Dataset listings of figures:
>>>>>

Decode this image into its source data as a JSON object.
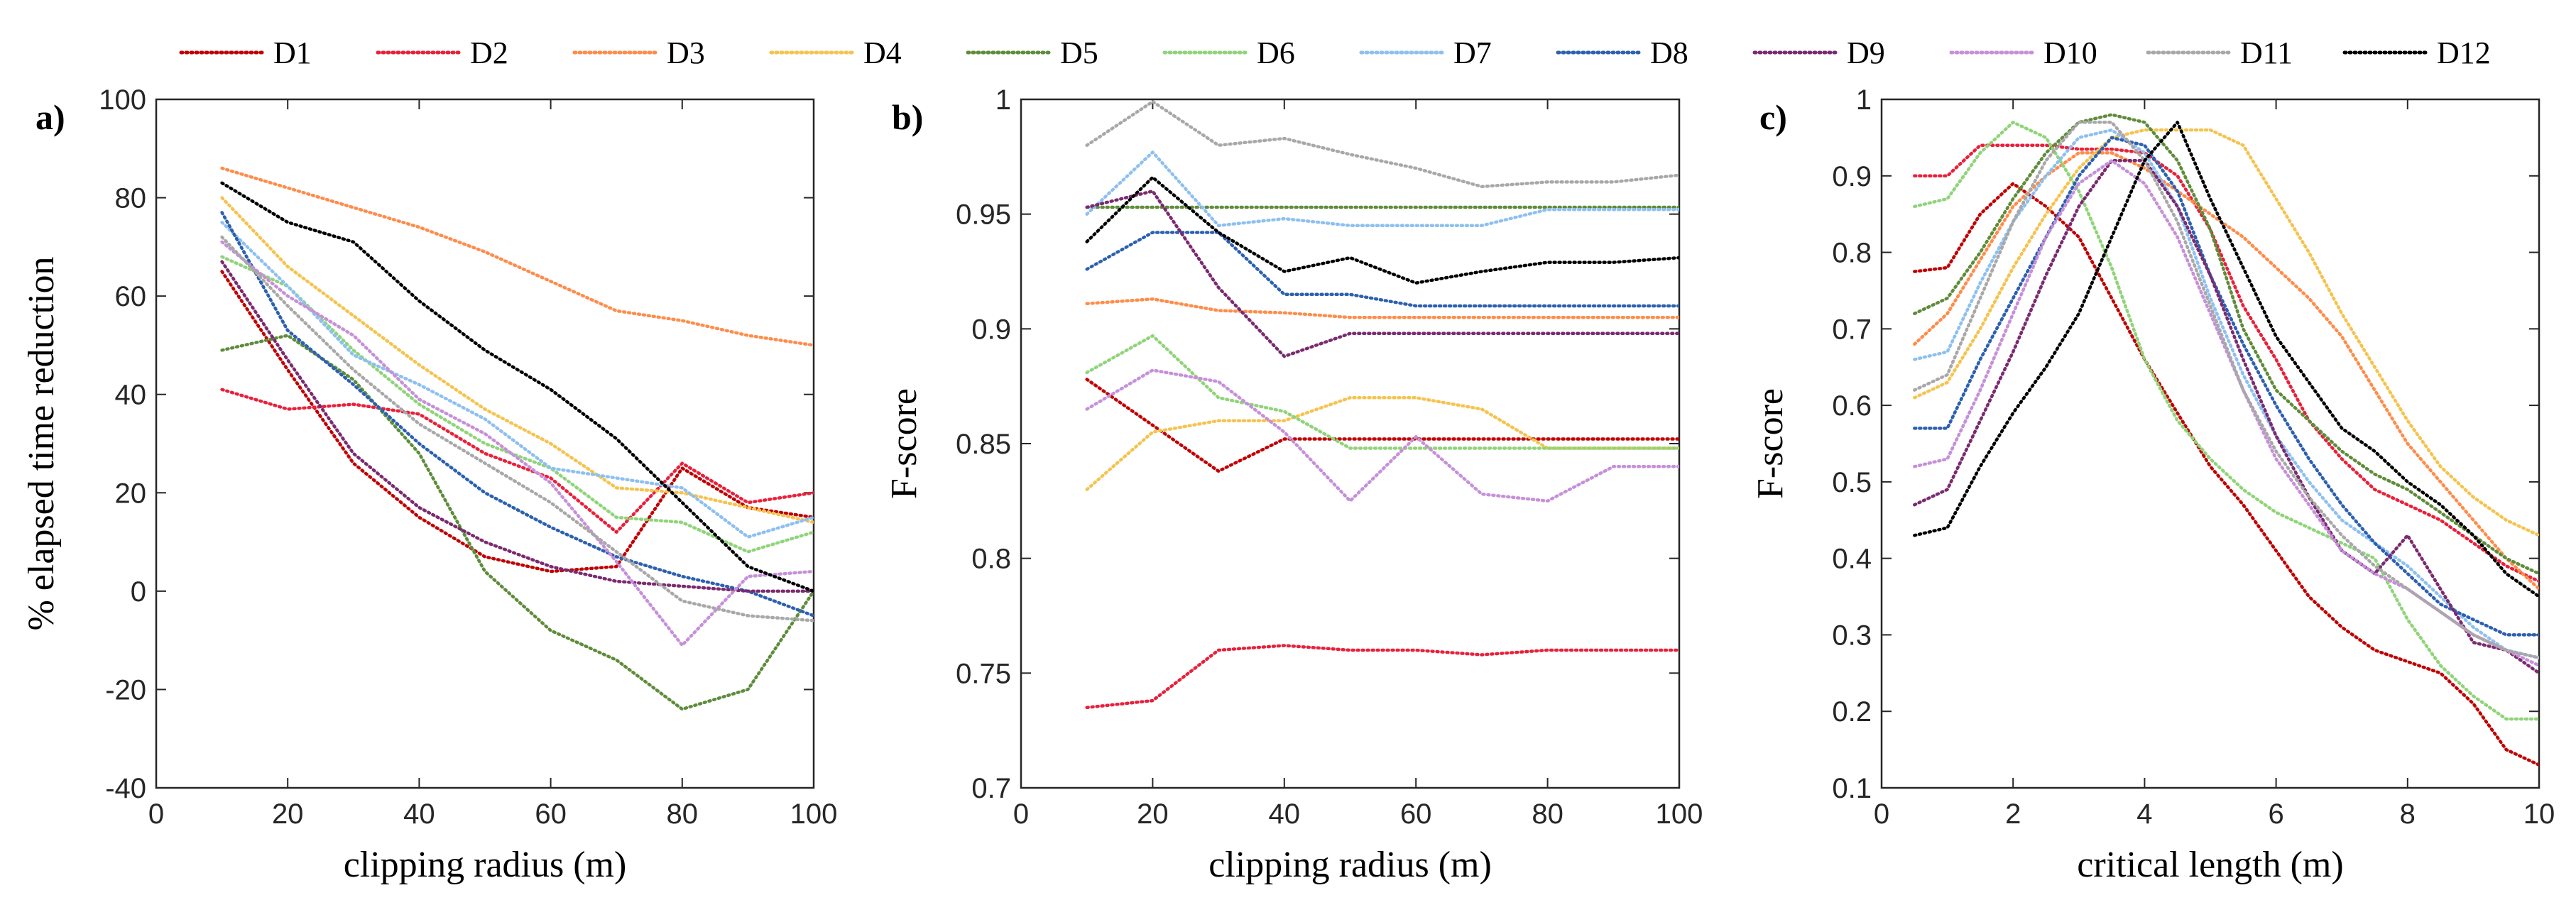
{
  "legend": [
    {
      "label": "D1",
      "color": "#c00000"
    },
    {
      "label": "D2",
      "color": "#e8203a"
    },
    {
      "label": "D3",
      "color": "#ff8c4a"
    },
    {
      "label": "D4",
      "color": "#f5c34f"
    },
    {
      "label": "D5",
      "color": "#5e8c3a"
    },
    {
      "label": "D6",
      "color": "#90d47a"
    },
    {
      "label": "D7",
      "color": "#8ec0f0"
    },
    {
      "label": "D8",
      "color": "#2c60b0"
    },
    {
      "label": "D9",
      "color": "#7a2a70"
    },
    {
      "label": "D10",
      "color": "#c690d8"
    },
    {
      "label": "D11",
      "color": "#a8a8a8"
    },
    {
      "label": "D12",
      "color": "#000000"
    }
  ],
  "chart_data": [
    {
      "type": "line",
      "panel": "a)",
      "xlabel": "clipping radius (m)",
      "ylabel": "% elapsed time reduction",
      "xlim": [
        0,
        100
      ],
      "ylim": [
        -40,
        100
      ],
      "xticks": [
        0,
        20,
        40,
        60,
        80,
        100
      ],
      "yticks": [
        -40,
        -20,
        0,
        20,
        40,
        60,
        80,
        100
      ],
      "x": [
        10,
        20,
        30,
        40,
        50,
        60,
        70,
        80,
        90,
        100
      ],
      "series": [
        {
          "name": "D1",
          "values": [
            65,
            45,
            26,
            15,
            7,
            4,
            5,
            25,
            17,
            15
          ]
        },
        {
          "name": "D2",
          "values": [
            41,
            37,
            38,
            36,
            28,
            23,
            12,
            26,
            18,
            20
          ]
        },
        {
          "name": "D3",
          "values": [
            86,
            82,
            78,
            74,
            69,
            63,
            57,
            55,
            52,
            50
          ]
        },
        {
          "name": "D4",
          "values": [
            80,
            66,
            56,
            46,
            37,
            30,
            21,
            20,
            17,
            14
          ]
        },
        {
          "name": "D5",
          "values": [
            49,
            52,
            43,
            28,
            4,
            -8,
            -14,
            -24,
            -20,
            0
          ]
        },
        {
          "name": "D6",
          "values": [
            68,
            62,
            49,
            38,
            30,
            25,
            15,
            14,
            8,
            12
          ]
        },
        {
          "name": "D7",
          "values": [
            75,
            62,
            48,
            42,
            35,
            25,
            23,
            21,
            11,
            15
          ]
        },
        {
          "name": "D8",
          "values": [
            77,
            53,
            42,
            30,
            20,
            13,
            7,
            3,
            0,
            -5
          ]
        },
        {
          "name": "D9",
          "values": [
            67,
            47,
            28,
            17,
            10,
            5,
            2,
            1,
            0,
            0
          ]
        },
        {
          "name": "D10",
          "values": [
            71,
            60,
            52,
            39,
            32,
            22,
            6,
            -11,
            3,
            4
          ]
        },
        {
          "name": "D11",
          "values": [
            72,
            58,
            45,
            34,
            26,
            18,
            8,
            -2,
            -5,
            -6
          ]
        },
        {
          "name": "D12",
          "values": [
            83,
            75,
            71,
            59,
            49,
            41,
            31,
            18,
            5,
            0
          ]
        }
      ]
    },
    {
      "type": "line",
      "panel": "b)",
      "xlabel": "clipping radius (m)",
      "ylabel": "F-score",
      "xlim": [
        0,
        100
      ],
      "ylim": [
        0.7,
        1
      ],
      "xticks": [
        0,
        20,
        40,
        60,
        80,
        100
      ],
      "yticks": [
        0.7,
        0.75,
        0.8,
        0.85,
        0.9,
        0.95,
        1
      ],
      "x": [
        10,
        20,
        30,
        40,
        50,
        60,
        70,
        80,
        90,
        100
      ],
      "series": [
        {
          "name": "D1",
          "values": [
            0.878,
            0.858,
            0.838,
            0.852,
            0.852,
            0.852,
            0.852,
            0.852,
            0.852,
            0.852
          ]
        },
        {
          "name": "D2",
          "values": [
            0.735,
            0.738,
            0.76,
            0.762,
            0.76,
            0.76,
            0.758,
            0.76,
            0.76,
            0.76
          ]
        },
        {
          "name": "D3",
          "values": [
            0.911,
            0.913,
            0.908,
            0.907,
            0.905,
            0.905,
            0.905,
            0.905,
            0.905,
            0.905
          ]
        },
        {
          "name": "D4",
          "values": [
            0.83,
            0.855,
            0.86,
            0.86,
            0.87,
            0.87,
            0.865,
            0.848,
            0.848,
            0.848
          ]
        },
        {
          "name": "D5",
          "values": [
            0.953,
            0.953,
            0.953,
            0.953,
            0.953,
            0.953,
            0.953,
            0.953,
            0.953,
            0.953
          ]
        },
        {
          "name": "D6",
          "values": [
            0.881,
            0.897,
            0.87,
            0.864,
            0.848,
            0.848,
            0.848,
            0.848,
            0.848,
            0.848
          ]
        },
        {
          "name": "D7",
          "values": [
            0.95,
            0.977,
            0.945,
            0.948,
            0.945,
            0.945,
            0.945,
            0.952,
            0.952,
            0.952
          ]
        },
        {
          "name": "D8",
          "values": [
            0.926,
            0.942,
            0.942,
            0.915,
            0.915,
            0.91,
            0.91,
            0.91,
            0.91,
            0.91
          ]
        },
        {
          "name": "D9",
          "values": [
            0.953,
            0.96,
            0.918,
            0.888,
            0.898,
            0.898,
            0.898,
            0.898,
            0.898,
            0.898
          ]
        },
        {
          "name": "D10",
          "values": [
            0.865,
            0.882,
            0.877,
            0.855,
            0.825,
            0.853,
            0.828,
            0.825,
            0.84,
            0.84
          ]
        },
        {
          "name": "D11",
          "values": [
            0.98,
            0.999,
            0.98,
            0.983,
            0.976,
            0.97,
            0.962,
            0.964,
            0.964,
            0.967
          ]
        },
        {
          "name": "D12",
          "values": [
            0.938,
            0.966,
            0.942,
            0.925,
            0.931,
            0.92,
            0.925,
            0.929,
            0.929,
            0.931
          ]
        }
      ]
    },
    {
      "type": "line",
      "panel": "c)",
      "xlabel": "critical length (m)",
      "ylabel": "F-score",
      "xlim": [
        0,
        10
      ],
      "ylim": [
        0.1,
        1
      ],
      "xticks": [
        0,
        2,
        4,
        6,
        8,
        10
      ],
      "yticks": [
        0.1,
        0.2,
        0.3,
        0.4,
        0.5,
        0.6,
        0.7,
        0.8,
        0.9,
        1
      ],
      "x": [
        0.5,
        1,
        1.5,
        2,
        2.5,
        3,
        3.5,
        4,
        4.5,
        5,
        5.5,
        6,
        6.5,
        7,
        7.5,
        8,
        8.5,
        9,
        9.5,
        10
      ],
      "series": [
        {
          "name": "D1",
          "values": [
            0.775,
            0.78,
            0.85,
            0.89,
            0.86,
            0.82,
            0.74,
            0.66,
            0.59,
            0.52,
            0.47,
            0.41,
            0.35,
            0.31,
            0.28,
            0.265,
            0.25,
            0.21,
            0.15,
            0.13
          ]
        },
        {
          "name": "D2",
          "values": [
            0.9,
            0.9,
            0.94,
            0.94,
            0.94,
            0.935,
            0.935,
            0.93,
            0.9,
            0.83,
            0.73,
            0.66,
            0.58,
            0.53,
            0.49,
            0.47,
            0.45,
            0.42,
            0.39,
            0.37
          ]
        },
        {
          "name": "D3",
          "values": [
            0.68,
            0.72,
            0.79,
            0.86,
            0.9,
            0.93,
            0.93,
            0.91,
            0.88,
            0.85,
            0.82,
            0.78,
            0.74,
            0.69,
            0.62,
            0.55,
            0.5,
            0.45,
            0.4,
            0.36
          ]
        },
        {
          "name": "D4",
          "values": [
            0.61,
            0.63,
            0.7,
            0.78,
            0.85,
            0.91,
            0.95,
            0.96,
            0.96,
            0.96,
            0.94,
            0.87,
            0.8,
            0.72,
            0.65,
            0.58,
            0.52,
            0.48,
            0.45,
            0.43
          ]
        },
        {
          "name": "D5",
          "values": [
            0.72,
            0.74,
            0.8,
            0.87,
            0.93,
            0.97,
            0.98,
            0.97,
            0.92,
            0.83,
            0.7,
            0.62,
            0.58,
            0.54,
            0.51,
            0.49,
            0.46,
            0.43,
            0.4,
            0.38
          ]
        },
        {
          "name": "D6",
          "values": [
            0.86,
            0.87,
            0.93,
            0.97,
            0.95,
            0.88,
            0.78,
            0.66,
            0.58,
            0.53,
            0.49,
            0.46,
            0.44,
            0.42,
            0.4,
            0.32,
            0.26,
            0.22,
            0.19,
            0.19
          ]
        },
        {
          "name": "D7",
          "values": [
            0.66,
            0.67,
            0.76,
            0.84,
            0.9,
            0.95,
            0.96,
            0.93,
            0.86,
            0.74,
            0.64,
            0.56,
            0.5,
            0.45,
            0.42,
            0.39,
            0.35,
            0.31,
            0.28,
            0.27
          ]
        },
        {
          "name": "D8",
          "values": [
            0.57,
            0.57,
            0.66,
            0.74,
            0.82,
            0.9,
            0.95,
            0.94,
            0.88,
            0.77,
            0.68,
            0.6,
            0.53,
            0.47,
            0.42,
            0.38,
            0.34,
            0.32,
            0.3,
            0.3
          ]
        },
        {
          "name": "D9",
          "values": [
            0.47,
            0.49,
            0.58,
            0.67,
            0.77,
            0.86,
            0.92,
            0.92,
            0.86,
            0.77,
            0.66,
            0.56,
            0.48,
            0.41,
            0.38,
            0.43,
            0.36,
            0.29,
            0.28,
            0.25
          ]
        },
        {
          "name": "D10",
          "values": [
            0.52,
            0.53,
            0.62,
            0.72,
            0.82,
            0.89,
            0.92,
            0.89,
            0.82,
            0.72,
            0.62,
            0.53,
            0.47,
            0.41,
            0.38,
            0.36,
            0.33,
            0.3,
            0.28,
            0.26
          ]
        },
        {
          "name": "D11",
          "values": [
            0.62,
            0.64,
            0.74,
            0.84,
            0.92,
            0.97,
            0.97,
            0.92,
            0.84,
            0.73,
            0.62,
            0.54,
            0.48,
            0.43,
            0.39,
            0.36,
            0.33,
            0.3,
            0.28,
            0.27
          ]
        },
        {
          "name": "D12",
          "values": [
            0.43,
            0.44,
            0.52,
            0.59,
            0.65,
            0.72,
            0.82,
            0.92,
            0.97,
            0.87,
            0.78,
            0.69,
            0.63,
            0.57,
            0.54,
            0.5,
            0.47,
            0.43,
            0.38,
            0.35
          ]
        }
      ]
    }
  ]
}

<<<<<

Look over the records above and copy each line that includes the string "color".

> [RESULT OF THIS TASK]
      "color": "#c00000"
      "color": "#e8203a"
      "color": "#ff8c4a"
      "color": "#f5c34f"
      "color": "#5e8c3a"
      "color": "#90d47a"
      "color": "#8ec0f0"
      "color": "#2c60b0"
      "color": "#7a2a70"
      "color": "#c690d8"
      "color": "#a8a8a8"
      "color": "#000000"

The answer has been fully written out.